Source passage:
------------------------------------------------
At the same time the number of UK citizens emigrating to live abroad equates to one every five minutes.
The figures emerged less than a week before Romania and Bulgaria are due join the European Union on January 1 - giving 30 million more people the right to enter and work in Britain.
The latest EU expansion is expected to unleash another huge wave of immigration similar to that seen in 2004 when eight former communist states joined the Union.
The analysis of official Government immigration statistics by the MigrationWatch think tank found that 1,500 foreigners arrived in Britain each day in 2005, intending to settle for at least a year - just over one for every minute of the day.
Today's report claims those figures are probably a dramatic under-estimate, as counting methods focus on three main airports, largely ignoring coach services and budget flights to regional airports favoured by eastern Europeans.
Officially only 65,000 eastern Europeans were classified as immigrants but the study suggests the real figure could be twice as high.
The net outflow of British citizens leaving to live abroad rose to 107,000 last year - equivalent to one Briton quitting the country every five minutes, or almost 300 per day.
The UK also experienced a net inflow of 800 foreign immigrants each day - the total of newcomers arriving to settle here, minus the number of foreigners leaving Britain after living here for a period.
Taken together those figures provide a striking illustration of the pace of change imposed on British society by population movements, with net immigration trebling in scale over the past ten years.
------------------------------------------------
Required action 1: Say whether each statement agrees with the immigration passage, answering yes or no and quoting the words of the passage that decide it: (a) MigrationWatch found that 1,500 foreigners arrived in Britain each day in 2005; (b) the counting methods focus on regional airports; (c) officially 130,000 eastern Europeans were classified as immigrants.
Required action 2: Write a continuation of the immigration passage, starting after its last sentence.
The data that follows is separate material from the immigration passage.
------------------------------------------------
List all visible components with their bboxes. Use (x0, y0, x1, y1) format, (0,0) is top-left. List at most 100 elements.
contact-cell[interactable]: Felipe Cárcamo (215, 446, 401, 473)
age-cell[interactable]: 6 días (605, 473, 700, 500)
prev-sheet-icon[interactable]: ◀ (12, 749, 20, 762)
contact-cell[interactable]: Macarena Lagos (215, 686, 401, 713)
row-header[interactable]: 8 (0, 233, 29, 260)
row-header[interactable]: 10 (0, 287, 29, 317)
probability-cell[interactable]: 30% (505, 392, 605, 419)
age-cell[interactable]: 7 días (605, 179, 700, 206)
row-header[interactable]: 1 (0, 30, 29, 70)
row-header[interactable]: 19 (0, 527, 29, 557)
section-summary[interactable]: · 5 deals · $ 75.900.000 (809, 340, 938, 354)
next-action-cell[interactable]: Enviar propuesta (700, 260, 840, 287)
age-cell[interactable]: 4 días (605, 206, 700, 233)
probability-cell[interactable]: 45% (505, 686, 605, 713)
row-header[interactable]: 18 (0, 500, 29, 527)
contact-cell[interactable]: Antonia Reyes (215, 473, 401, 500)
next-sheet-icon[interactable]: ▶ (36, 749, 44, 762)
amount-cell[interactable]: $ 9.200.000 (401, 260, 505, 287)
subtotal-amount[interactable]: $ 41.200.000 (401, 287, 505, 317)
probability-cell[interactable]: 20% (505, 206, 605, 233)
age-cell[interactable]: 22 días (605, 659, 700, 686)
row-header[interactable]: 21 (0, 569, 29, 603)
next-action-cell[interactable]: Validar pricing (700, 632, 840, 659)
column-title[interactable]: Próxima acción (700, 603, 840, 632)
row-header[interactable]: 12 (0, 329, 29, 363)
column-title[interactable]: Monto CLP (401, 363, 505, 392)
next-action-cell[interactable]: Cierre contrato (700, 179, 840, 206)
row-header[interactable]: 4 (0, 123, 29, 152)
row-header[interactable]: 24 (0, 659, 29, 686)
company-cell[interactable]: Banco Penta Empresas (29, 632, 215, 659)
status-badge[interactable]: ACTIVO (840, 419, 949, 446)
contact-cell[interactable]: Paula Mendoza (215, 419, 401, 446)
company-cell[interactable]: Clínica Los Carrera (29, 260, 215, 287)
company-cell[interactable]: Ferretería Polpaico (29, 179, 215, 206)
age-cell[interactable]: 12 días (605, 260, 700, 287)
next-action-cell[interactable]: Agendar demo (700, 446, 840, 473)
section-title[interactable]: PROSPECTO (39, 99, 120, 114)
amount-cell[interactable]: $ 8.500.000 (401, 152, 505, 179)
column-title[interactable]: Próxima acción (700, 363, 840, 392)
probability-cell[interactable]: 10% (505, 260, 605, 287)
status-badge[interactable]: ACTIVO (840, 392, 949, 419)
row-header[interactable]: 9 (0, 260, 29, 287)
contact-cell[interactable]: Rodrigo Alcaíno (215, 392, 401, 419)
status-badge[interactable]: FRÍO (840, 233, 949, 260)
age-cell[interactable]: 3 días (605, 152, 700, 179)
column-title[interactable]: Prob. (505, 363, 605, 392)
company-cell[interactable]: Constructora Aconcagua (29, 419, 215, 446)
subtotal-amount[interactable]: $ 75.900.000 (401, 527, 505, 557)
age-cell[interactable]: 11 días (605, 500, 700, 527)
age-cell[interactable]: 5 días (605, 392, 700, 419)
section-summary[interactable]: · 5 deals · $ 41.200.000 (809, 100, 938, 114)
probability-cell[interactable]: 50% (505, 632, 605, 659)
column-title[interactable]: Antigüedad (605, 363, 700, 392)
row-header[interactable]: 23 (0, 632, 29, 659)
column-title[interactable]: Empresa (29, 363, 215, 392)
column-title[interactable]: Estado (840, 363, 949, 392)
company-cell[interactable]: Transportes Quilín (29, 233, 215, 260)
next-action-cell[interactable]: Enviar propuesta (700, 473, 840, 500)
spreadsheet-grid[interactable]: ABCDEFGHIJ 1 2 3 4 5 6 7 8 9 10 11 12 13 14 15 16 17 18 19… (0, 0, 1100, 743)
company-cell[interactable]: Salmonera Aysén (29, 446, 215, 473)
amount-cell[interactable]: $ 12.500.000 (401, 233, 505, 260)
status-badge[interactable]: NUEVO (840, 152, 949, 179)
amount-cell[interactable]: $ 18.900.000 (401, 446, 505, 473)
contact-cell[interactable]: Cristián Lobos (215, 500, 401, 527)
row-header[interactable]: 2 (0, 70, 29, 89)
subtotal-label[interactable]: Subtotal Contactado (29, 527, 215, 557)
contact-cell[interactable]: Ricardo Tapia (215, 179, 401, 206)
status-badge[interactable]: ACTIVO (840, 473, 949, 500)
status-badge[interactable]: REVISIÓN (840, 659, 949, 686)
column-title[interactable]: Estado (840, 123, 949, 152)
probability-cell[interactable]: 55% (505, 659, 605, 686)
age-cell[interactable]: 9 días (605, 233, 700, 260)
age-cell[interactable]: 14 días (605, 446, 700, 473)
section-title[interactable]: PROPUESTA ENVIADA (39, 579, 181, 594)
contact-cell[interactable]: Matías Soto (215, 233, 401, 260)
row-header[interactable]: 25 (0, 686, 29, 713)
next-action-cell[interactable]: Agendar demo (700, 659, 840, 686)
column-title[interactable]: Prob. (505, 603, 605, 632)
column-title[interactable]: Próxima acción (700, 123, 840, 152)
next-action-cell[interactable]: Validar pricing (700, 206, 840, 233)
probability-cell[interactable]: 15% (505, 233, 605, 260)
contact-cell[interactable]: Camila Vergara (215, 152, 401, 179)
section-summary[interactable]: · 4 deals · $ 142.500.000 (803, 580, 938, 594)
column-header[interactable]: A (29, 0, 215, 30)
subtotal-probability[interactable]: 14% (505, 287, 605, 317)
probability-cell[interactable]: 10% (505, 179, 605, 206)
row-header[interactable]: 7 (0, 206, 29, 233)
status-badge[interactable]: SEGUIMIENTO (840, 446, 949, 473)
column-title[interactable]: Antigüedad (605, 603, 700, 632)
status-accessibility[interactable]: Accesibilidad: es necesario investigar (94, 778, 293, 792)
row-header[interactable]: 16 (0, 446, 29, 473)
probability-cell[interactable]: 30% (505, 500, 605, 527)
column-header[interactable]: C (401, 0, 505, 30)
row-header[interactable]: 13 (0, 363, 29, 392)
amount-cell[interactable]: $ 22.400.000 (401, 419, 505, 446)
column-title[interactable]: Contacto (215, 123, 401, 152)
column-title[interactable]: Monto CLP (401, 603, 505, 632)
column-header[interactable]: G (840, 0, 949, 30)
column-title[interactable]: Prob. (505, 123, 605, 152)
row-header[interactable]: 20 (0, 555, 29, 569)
------------------------------------------------
Task response 1:
(a) Yes: "1,500 foreigners arrived in Britain each day in 2005"
(b) No: "counting methods focus on three main airports"
(c) No: "Officially only 65,000 eastern Europeans were classified as immigrants"

Task response 2:
Despite the focus on the numbers of immigrants arriving from eastern Europe in recent years, the MigrationWatch study shows that this inflow accounts for only a fifth of total immigration, most of which comes from Africa and Asia.
The largest group of migrants were people from India, Pakistan, Bangladesh and Sri Lanka, who accounted for two-thirds of net immigration.
According to the Office for National Statistics Britain's population rose by 500 people per day last year, or 185,000 over the year.
That figure is slightly down on the previous year's figure of more than 220,000, but was still the second highest in Britain's history.
MigrationWatch called for tougher measures to reduce immigration from outside the EU to 'manageable and realistic levels', and to impose tougher controls on countries hoping to join the EU in future.
Chairman Sir Andrew Green said: 'The tripling of net foreign immigration in the past 10 years has largely resulted from what the Government likes to call 'managed migration' routes, such as principally work-related migration and family reunion.
'Firm action is long overdue to limit immigration from non-EU countries which are the main source of this immigration.'
Sir Andrew claimed the Government had not thought through the consequences of record immigration levels, and the true costs were only now becoming apparent.
'They have been trying their best to obscure what is really happening by pretending that this mass immigration is a success, even though it is the result of Government miscalculation and neglect.
'But the strains in terms of schools, health and housing refuse to go away - not to mention the impact on the employment prospects of British people as the unemployment numbers steadily increase.'
Shadow Home Secretary, David Davis, said: 'We have warned the Government time and again that immigration can be a real benefit to this country only if it is properly managed, taking into account its effect on the economy, public service infrastructure and social cohesion.
'So far the Government's estimates have been absolutely woeful.'
Ministers are refusing even to guess how many people will flock to Britain once Romania and Bulgaria join the EU next Monday.
In 2004 they predicted that some 13,000 a year would arrive from the eight new member states, but since then an estimated 600,000 have arrived.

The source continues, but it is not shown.